Goal of the exercise:
Copy the data word for word, keeping every line.
[START OF Recorded data]
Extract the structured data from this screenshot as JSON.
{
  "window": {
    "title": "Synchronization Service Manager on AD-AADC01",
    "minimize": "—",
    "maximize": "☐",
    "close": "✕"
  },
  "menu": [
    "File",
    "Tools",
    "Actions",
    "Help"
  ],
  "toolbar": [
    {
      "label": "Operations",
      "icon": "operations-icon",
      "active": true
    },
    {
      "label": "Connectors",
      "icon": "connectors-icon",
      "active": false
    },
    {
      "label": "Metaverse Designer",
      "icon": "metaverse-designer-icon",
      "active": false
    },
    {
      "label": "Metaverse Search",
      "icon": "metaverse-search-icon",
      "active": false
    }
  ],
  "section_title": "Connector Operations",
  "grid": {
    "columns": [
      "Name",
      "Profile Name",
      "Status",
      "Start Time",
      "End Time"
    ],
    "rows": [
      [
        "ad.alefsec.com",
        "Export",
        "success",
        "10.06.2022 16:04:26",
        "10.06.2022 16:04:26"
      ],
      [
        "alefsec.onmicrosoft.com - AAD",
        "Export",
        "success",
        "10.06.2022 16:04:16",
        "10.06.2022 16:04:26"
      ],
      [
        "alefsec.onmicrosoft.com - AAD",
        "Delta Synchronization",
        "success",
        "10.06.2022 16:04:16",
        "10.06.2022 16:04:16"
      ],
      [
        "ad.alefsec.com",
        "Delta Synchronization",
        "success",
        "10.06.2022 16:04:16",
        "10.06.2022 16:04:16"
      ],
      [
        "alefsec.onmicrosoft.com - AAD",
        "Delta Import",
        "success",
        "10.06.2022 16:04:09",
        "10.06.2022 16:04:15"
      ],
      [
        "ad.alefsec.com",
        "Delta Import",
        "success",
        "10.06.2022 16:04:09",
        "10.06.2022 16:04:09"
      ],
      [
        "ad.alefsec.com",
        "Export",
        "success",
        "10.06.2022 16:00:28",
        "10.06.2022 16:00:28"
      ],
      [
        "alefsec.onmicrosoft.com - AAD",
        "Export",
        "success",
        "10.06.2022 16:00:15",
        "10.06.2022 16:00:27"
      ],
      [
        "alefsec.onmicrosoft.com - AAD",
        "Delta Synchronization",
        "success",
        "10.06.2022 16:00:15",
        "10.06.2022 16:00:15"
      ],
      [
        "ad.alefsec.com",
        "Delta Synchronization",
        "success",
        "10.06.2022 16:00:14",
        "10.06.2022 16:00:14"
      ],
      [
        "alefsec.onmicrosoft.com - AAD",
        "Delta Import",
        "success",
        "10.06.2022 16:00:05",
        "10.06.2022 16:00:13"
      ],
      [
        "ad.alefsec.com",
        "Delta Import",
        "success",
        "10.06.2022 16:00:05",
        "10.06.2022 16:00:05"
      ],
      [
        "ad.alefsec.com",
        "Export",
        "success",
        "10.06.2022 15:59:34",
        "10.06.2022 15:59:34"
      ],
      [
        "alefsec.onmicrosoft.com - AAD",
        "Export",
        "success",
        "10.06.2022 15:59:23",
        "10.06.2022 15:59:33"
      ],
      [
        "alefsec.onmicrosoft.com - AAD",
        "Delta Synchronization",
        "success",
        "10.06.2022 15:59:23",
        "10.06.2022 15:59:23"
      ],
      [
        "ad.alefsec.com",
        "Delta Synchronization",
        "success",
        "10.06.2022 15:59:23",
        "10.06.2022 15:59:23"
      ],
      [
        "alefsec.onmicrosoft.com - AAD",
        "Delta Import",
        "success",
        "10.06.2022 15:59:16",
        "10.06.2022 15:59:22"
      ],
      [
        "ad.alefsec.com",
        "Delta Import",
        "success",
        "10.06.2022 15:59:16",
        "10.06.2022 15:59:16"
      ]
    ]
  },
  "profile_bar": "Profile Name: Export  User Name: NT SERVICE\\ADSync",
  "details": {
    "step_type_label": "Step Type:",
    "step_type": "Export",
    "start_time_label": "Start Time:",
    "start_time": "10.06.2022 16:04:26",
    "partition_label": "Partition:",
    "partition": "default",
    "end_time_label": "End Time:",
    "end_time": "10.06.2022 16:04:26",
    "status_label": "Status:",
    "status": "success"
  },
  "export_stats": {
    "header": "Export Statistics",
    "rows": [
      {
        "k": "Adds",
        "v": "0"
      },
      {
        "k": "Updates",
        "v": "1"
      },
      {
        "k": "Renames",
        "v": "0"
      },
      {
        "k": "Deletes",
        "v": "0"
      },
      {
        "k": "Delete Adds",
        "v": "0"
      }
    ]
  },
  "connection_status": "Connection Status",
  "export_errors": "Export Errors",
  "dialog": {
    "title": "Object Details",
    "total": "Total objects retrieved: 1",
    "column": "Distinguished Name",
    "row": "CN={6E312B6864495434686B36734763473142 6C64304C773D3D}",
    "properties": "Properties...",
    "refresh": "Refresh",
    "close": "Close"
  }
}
[END OF Recorded data]
Expected answer:
Extract the structured data from this screenshot as JSON.
{
  "window": {
    "title": "Synchronization Service Manager on AD-AADC01",
    "minimize": "—",
    "maximize": "☐",
    "close": "✕"
  },
  "menu": [
    "File",
    "Tools",
    "Actions",
    "Help"
  ],
  "toolbar": [
    {
      "label": "Operations",
      "icon": "operations-icon",
      "active": true
    },
    {
      "label": "Connectors",
      "icon": "connectors-icon",
      "active": false
    },
    {
      "label": "Metaverse Designer",
      "icon": "metaverse-designer-icon",
      "active": false
    },
    {
      "label": "Metaverse Search",
      "icon": "metaverse-search-icon",
      "active": false
    }
  ],
  "section_title": "Connector Operations",
  "grid": {
    "columns": [
      "Name",
      "Profile Name",
      "Status",
      "Start Time",
      "End Time"
    ],
    "rows": [
      [
        "ad.alefsec.com",
        "Export",
        "success",
        "10.06.2022 16:04:26",
        "10.06.2022 16:04:26"
      ],
      [
        "alefsec.onmicrosoft.com - AAD",
        "Export",
        "success",
        "10.06.2022 16:04:16",
        "10.06.2022 16:04:26"
      ],
      [
        "alefsec.onmicrosoft.com - AAD",
        "Delta Synchronization",
        "success",
        "10.06.2022 16:04:16",
        "10.06.2022 16:04:16"
      ],
      [
        "ad.alefsec.com",
        "Delta Synchronization",
        "success",
        "10.06.2022 16:04:16",
        "10.06.2022 16:04:16"
      ],
      [
        "alefsec.onmicrosoft.com - AAD",
        "Delta Import",
        "success",
        "10.06.2022 16:04:09",
        "10.06.2022 16:04:15"
      ],
      [
        "ad.alefsec.com",
        "Delta Import",
        "success",
        "10.06.2022 16:04:09",
        "10.06.2022 16:04:09"
      ],
      [
        "ad.alefsec.com",
        "Export",
        "success",
        "10.06.2022 16:00:28",
        "10.06.2022 16:00:28"
      ],
      [
        "alefsec.onmicrosoft.com - AAD",
        "Export",
        "success",
        "10.06.2022 16:00:15",
        "10.06.2022 16:00:27"
      ],
      [
        "alefsec.onmicrosoft.com - AAD",
        "Delta Synchronization",
        "success",
        "10.06.2022 16:00:15",
        "10.06.2022 16:00:15"
      ],
      [
        "ad.alefsec.com",
        "Delta Synchronization",
        "success",
        "10.06.2022 16:00:14",
        "10.06.2022 16:00:14"
      ],
      [
        "alefsec.onmicrosoft.com - AAD",
        "Delta Import",
        "success",
        "10.06.2022 16:00:05",
        "10.06.2022 16:00:13"
      ],
      [
        "ad.alefsec.com",
        "Delta Import",
        "success",
        "10.06.2022 16:00:05",
        "10.06.2022 16:00:05"
      ],
      [
        "ad.alefsec.com",
        "Export",
        "success",
        "10.06.2022 15:59:34",
        "10.06.2022 15:59:34"
      ],
      [
        "alefsec.onmicrosoft.com - AAD",
        "Export",
        "success",
        "10.06.2022 15:59:23",
        "10.06.2022 15:59:33"
      ],
      [
        "alefsec.onmicrosoft.com - AAD",
        "Delta Synchronization",
        "success",
        "10.06.2022 15:59:23",
        "10.06.2022 15:59:23"
      ],
      [
        "ad.alefsec.com",
        "Delta Synchronization",
        "success",
        "10.06.2022 15:59:23",
        "10.06.2022 15:59:23"
      ],
      [
        "alefsec.onmicrosoft.com - AAD",
        "Delta Import",
        "success",
        "10.06.2022 15:59:16",
        "10.06.2022 15:59:22"
      ],
      [
        "ad.alefsec.com",
        "Delta Import",
        "success",
        "10.06.2022 15:59:16",
        "10.06.2022 15:59:16"
      ]
    ]
  },
  "profile_bar": "Profile Name: Export  User Name: NT SERVICE\\ADSync",
  "details": {
    "step_type_label": "Step Type:",
    "step_type": "Export",
    "start_time_label": "Start Time:",
    "start_time": "10.06.2022 16:04:26",
    "partition_label": "Partition:",
    "partition": "default",
    "end_time_label": "End Time:",
    "end_time": "10.06.2022 16:04:26",
    "status_label": "Status:",
    "status": "success"
  },
  "export_stats": {
    "header": "Export Statistics",
    "rows": [
      {
        "k": "Adds",
        "v": "0"
      },
      {
        "k": "Updates",
        "v": "1"
      },
      {
        "k": "Renames",
        "v": "0"
      },
      {
        "k": "Deletes",
        "v": "0"
      },
      {
        "k": "Delete Adds",
        "v": "0"
      }
    ]
  },
  "connection_status": "Connection Status",
  "export_errors": "Export Errors",
  "dialog": {
    "title": "Object Details",
    "total": "Total objects retrieved: 1",
    "column": "Distinguished Name",
    "row": "CN={6E312B6864495434686B36734763473142 6C64304C773D3D}",
    "properties": "Properties...",
    "refresh": "Refresh",
    "close": "Close"
  }
}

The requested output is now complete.